Records from a data collection
==================================================
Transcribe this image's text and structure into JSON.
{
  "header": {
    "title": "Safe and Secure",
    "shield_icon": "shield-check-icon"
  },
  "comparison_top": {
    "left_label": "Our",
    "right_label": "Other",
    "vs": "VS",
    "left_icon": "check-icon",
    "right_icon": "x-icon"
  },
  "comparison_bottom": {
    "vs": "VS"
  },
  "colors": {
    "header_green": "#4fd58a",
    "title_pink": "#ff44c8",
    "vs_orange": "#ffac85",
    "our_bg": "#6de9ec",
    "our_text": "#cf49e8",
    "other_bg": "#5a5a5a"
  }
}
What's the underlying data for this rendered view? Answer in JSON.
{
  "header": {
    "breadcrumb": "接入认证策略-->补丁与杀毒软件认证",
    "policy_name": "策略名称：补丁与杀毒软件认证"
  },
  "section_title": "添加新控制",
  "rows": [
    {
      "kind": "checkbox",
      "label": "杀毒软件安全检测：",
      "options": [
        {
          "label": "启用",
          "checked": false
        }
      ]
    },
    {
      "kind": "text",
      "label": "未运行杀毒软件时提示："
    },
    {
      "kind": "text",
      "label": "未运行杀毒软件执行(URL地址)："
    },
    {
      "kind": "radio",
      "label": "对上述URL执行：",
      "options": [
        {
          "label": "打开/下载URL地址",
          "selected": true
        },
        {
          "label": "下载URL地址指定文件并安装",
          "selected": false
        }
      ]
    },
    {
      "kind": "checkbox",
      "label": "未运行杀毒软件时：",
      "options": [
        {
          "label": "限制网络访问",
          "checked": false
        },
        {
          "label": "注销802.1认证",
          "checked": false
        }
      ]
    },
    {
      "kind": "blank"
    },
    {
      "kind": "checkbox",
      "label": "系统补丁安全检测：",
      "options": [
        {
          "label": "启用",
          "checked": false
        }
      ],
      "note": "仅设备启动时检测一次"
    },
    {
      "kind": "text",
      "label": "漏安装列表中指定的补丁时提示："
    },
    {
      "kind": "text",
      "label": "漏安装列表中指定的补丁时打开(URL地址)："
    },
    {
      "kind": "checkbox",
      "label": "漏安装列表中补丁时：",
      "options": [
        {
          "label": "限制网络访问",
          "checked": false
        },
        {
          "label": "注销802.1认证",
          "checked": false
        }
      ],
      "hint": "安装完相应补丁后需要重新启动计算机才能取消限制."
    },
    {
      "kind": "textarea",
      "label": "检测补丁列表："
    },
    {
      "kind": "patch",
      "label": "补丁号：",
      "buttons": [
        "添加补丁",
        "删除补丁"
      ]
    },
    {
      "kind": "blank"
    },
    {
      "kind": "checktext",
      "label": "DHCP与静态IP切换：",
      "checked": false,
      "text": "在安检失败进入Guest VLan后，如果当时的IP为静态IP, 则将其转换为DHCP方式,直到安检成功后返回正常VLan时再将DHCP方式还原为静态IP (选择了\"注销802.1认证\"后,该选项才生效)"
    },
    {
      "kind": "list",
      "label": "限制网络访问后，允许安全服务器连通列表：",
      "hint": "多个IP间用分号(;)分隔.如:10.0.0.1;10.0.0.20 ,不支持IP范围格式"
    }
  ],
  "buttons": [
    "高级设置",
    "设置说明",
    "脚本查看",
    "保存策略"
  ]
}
==================================================
Count every line in the preceding entries where the string "icon" appears, then state only the total.

▶ [RESPONSE FOR THIS EXERCISE]:
3